▶ _SET EXERCISE_
Restate the complete material exactly.

--- BEGIN ---

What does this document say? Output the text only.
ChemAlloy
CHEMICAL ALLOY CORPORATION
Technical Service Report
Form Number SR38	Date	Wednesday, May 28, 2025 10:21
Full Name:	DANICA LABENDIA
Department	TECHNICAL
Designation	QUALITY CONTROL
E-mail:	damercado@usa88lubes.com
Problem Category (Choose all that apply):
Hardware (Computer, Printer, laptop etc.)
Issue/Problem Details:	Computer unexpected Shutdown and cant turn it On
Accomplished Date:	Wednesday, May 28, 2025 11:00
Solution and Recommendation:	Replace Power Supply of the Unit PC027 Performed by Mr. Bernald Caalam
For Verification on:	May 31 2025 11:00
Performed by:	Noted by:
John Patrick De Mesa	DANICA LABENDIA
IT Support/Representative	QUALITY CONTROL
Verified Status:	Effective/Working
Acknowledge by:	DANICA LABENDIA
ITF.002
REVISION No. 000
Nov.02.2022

--- END ---

▶ _RESPONSE TO THE EXERCISE_
What does this document say? Output the text only.
ChemAlloy
CHEMICAL ALLOY CORPORATION
Technical Service Report
Form Number SR38	Date	Wednesday, May 28, 2025 10:21
Full Name:	DANICA LABENDIA
Department	TECHNICAL
Designation	QUALITY CONTROL
E-mail:	damercado@usa88lubes.com
Problem Category (Choose all that apply):
Hardware (Computer, Printer, laptop etc.)
Issue/Problem Details:	Computer unexpected Shutdown and cant turn it On
Accomplished Date:	Wednesday, May 28, 2025 11:00
Solution and Recommendation:	Replace Power Supply of the Unit PC027 Performed by Mr. Bernald Caalam
For Verification on:	May 31 2025 11:00
Performed by:	Noted by:
John Patrick De Mesa	DANICA LABENDIA
IT Support/Representative	QUALITY CONTROL
Verified Status:	Effective/Working
Acknowledge by:	DANICA LABENDIA
ITF.002
REVISION No. 000
Nov.02.2022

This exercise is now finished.